• Exercise instructions:
1. Retype the passage from the scalability article starting at "Which database to" and ending at "and many more.".
2. Translate this sentence from the scalability article into Spanish: "Each instance of the microservice operates independently."
3. Write what comes next in the scalability article, starting after its last sentence.

• Quoted text:
□ □ □

Tips: Design for Scale

13 min readJun 10, 2024

Scalability is a critical factor in the design and success of modern software systems. It’s a property of a system to handle a growing amount of work with same set of resources.

Scaling is not new in the paradigm of system architecture. It’s there from long time and being applied across linux kernels and application development in many ways.

1. Whether you create multiple instances/threads from same process to handle growing number of requests.
2. Scheduling those instances on some logical processors.
3. Creating and maintaining priority queues.
3. Distributing requests across multiple threads.
4. Avoid context switches.
5. Avoid blocking calls.
6. Avoid any synchronization issues that results in deadlock.

These are some of the enhancements being done in many kernel modules/user applications that has the direct impact of how many requests can be processed across systems with available resources over the many years.. But with large distributed systems, scaling procedures became more complex and least understood. Many new techniques introduced to make the architecture more scalable and resilient. This blog is going to talk about all these techniques in details.

Key Points

Where to store data, especially in case where you have big dataset.
Which database to be used, in which you can store, search and manage data efficiently?
How to ensure large RPS or QPS not to affect overall latency.

How to Scale?

There are some common techniques that make a system scalable, such as defining stateless instead of stateful services, having a load balancer, sharding databases, partitioning, messaging queues and many more.

Stateful and Stateless services
“Stateless microservices do not maintain any state within the services across calls. They take in a request, process it, and send a response back without persisting any state information.” In case of instant’s crash, new instance being spawn that restart the process from initial state irrespctive of what the previous state was . On the other hand, stateful microservices maintain processing state (about the client’s session) in RAM or on disk so that when a new request or event is received, the service instance can retrieve the previous processing state, and use that state to correctly process the new request.

It is easier to horizontally scale your microservices (adding more processing threads as workload increases) when the services are stateless. Each instance of the microservice operates independently. Whereas in case of stateful services, the previous state derives the current state of newly orchestrated service.

Some key points while designing a service as a stateful are:

1) In a stateful architecture, users are typically bound to a specific server for the duration of their session to ensure consistent access to their session data. (session affinity or sticky session)
2) Persist the session data in session memory.
3) The response to a request can depend on past interactions.
4) Find a way to share state amongst service instances.
5) Session data must be synchronized to ensure that users’ session states are consistent across all servers.
6) Scaling the database layer to handle the increased load and storage requirements
7) Balanced resource allocation across servers while minimizing resource contention and maximizing utilization.

□ □ □

• Recorded data:
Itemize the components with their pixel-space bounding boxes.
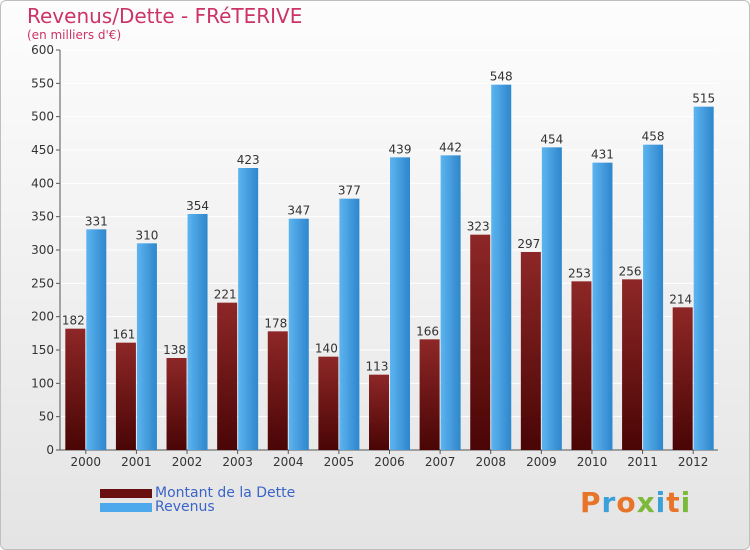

□ □ □

• Task results:
1.
Which database to be used, in which you can store, search and manage data efficiently?
How to ensure large RPS or QPS not to affect overall latency.

How to Scale?

There are some common techniques that make a system scalable, such as defining stateless instead of stateful services, having a load balancer, sharding databases, partitioning, messaging queues and many more.

2. Cada instancia del microservicio funciona de manera independiente.

3.
8) Stateful architecture for applications that handle sensitive data or require strong data consistency and integrity, as maintaining session state can provide additional security measures.

But for stateless services, we don’t need to care about any of the above points. From the scalability point of view stateless services are highly scale, easy to create and maintain, but have it’s own challenges like lack of functionality, increased latency and having security concerns.

For more information about stateful and stateless services, refer

https://medium.com/@dmytro.misik/building-scalable-go-microservices-15d3bc7e28bb

Load Balancing

Load balancing is a technique that helps distributing the workload evenly across multiple servers, ensure that no single server is overwhelmed. Having an effective load balancing solution can significantly improve your system’s performance and resilience under heavy workloads.

Some of the major benefit of loadbalancer are:

1) Each server node should receive an equal share of the workload.
2) Should keep track of which nodes are unavailable or not in use.
3) Effectively manage/distribute work to ensure that it is finished on time.
4) Distribution should be done to maximize speed and use all available capacity.
5) Ensure proper distribution not resulted in resource utilization stagnation.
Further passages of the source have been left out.